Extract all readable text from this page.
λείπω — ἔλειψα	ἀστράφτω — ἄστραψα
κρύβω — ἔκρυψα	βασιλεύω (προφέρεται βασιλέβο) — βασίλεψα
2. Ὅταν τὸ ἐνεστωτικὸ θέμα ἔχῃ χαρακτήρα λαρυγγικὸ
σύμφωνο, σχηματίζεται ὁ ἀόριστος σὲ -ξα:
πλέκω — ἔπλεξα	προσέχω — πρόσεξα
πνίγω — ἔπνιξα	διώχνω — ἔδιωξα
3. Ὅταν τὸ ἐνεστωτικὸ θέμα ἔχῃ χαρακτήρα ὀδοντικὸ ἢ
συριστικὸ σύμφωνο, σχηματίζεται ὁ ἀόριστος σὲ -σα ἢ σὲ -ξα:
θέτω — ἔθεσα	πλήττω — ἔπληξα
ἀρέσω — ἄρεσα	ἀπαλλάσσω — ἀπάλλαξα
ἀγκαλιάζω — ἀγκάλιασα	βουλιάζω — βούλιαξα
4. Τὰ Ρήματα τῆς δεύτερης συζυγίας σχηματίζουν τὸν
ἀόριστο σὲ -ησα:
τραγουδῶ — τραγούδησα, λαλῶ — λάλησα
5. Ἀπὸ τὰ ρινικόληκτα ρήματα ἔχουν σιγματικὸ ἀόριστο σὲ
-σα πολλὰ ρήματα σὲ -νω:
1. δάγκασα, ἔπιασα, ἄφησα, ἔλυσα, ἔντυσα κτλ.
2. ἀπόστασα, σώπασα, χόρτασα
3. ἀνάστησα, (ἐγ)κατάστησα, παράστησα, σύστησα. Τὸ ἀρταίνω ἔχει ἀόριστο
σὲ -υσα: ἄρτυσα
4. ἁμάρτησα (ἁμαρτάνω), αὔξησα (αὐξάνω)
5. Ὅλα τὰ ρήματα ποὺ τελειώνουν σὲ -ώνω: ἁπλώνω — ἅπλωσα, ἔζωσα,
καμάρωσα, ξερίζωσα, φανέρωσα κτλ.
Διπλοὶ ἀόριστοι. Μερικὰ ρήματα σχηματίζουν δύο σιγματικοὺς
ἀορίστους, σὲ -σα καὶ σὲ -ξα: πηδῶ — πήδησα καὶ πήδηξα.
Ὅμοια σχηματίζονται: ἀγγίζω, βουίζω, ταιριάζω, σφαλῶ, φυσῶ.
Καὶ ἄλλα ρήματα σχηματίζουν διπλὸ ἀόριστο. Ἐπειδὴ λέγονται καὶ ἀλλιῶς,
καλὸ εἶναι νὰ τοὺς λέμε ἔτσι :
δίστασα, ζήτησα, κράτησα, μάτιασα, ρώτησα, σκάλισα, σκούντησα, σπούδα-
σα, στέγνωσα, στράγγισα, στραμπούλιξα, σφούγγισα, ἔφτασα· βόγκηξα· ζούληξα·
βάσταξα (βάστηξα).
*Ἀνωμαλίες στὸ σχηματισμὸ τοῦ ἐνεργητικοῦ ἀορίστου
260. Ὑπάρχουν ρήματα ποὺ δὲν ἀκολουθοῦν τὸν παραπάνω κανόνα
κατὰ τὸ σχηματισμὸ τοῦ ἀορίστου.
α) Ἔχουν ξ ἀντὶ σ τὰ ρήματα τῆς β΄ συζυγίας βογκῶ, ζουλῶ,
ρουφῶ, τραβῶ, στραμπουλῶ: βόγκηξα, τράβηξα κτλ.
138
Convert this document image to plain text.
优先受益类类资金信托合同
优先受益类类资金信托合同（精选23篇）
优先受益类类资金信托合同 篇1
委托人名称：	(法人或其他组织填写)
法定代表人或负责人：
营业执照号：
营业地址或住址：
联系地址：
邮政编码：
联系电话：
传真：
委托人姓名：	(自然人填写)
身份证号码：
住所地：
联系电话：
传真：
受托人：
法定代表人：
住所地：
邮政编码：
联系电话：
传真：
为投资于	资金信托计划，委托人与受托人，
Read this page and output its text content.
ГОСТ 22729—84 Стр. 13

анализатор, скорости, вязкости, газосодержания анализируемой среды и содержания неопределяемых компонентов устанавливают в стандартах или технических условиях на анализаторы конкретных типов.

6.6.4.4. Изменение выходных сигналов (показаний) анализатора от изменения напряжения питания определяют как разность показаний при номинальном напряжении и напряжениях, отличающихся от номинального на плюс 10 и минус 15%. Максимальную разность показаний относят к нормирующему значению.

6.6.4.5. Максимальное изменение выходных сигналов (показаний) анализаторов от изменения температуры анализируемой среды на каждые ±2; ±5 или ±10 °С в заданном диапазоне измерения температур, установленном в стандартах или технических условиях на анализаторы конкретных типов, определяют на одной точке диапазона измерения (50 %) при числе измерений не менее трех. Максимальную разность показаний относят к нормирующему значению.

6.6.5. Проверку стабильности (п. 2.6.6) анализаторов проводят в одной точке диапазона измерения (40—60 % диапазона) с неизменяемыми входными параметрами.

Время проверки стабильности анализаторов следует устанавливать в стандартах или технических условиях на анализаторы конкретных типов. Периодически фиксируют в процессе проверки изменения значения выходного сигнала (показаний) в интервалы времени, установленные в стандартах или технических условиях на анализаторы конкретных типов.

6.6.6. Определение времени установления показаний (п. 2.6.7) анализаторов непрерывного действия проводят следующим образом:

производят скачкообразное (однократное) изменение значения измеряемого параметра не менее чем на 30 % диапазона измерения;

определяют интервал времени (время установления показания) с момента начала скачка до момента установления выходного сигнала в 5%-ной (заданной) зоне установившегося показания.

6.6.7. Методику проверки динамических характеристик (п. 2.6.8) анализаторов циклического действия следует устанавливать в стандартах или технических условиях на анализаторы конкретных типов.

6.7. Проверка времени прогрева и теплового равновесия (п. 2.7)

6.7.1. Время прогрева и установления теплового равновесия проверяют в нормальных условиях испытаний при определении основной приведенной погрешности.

- - - -

● **Task brief**: List all lines above in which the string "βόγκηξα" appears.

● **In response**:
σα, στέγνωσα, στράγγισα, στραμπούλιξα, σφούγγισα, ἔφτασα· βόγκηξα· ζούληξα·
ρουφῶ, τραβῶ, στραμπουλῶ: βόγκηξα, τράβηξα κτλ.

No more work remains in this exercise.